DATA PROVIDED:
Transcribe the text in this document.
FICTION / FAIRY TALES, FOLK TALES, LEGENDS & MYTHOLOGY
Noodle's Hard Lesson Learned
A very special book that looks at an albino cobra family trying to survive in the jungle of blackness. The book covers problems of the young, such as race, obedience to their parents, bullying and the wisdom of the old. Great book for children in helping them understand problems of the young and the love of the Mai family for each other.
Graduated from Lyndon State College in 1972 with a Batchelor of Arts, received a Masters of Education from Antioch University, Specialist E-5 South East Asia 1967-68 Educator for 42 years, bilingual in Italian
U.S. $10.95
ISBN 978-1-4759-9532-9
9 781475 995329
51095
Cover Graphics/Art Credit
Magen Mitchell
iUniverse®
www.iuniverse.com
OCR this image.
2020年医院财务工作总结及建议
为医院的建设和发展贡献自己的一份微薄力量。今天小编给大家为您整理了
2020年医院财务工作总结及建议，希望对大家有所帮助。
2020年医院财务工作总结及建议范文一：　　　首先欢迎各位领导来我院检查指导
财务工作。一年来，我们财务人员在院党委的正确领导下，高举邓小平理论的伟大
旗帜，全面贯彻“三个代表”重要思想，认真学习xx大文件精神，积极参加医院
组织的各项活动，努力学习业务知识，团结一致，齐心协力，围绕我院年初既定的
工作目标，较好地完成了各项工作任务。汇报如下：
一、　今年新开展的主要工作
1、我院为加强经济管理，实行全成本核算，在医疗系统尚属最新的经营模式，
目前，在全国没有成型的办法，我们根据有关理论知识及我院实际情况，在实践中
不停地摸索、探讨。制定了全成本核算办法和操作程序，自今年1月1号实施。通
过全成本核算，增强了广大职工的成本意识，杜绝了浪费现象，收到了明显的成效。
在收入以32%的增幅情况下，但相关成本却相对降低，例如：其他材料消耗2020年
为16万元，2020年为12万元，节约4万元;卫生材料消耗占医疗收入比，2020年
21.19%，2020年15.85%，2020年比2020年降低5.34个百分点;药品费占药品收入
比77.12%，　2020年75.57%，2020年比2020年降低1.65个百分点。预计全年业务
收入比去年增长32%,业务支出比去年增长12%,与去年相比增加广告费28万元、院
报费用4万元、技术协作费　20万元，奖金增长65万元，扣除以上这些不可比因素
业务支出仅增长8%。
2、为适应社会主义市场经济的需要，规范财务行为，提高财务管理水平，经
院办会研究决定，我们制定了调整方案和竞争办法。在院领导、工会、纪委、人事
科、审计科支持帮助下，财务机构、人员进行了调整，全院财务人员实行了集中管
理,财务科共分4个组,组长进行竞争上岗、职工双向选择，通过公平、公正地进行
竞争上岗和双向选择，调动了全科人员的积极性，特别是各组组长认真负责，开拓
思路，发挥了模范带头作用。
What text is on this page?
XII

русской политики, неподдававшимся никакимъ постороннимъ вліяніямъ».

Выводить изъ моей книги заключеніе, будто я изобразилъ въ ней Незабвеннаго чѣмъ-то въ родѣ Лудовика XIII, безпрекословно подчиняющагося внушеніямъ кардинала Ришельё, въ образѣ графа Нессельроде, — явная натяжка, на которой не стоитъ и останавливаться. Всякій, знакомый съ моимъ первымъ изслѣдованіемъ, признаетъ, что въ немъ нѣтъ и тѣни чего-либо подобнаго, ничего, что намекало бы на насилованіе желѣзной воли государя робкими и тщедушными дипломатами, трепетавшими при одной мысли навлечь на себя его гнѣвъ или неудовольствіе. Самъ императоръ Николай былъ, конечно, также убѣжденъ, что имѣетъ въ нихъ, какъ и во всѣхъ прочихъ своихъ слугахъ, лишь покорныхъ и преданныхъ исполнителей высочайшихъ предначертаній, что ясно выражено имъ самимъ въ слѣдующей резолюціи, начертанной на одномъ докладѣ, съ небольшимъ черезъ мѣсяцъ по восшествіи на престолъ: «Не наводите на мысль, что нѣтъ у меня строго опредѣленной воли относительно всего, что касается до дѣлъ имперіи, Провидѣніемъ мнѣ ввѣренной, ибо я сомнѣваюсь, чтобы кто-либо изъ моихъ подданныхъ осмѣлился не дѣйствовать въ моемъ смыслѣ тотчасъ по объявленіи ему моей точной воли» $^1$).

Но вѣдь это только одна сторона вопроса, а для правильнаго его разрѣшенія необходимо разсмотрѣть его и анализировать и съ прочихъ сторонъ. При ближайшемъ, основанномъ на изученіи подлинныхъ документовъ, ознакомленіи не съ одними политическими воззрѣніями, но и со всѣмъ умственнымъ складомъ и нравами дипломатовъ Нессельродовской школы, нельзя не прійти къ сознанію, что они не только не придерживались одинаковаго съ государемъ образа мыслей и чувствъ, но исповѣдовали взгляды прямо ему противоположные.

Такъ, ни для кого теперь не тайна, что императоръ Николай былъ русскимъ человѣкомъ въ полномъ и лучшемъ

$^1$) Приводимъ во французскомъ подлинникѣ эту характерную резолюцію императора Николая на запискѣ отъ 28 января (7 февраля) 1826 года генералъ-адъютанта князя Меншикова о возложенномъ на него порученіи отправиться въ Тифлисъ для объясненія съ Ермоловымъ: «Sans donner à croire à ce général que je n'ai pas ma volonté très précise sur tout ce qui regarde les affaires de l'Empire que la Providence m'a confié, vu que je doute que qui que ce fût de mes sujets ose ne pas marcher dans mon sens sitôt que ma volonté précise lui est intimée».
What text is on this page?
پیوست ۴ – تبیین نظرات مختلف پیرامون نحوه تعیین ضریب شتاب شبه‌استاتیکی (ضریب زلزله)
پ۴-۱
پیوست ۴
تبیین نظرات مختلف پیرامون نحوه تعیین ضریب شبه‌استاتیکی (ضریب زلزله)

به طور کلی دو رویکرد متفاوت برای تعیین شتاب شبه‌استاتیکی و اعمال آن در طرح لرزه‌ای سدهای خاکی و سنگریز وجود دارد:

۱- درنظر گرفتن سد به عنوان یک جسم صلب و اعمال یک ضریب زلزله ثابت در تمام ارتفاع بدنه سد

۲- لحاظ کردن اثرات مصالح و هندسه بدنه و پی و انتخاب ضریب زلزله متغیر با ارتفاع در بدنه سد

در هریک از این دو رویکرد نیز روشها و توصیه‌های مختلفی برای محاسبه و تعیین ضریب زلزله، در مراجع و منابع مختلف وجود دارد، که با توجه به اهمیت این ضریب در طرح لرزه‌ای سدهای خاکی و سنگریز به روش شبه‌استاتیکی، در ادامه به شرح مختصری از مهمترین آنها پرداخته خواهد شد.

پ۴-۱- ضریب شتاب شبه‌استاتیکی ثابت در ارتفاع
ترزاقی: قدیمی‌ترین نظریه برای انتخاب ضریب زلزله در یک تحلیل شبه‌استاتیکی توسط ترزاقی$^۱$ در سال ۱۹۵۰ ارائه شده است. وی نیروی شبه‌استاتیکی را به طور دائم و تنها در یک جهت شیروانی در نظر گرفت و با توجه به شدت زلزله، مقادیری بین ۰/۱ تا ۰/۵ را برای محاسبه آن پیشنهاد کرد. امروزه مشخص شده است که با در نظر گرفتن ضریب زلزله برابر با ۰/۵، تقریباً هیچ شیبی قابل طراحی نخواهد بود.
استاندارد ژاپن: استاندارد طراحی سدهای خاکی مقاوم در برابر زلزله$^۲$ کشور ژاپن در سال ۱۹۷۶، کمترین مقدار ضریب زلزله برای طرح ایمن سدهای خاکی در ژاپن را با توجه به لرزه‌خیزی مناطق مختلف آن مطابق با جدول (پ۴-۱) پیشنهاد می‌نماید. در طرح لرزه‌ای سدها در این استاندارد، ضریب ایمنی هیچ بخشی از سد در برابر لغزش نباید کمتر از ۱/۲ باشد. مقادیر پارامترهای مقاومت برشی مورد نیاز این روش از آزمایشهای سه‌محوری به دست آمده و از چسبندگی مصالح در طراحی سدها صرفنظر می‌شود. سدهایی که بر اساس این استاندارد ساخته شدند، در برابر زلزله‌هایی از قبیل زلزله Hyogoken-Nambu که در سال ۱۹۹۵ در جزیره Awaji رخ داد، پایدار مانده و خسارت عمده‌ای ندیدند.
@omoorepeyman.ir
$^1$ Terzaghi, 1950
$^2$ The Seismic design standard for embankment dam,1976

TO DO: In the lines above, find each one with "طراحی" and list it.

EXERCISE ANSWER:
ترزاقی: قدیمی‌ترین نظریه برای انتخاب ضریب زلزله در یک تحلیل شبه‌استاتیکی توسط ترزاقی$^۱$ در سال ۱۹۵۰ ارائه شده است. وی نیروی شبه‌استاتیکی را به طور دائم و تنها در یک جهت شیروانی در نظر گرفت و با توجه به شدت زلزله، مقادیری بین ۰/۱ تا ۰/۵ را برای محاسبه آن پیشنهاد کرد. امروزه مشخص شده است که با در نظر گرفتن ضریب زلزله برابر با ۰/۵، تقریباً هیچ شیبی قابل طراحی نخواهد بود.
استاندارد ژاپن: استاندارد طراحی سدهای خاکی مقاوم در برابر زلزله$^۲$ کشور ژاپن در سال ۱۹۷۶، کمترین مقدار ضریب زلزله برای طرح ایمن سدهای خاکی در ژاپن را با توجه به لرزه‌خیزی مناطق مختلف آن مطابق با جدول (پ۴-۱) پیشنهاد می‌نماید. در طرح لرزه‌ای سدها در این استاندارد، ضریب ایمنی هیچ بخشی از سد در برابر لغزش نباید کمتر از ۱/۲ باشد. مقادیر پارامترهای مقاومت برشی مورد نیاز این روش از آزمایشهای سه‌محوری به دست آمده و از چسبندگی مصالح در طراحی سدها صرفنظر می‌شود. سدهایی که بر اساس این استاندارد ساخته شدند، در برابر زلزله‌هایی از قبیل زلزله Hyogoken-Nambu که در سال ۱۹۹۵ در جزیره Awaji رخ داد، پایدار مانده و خسارت عمده‌ای ندیدند.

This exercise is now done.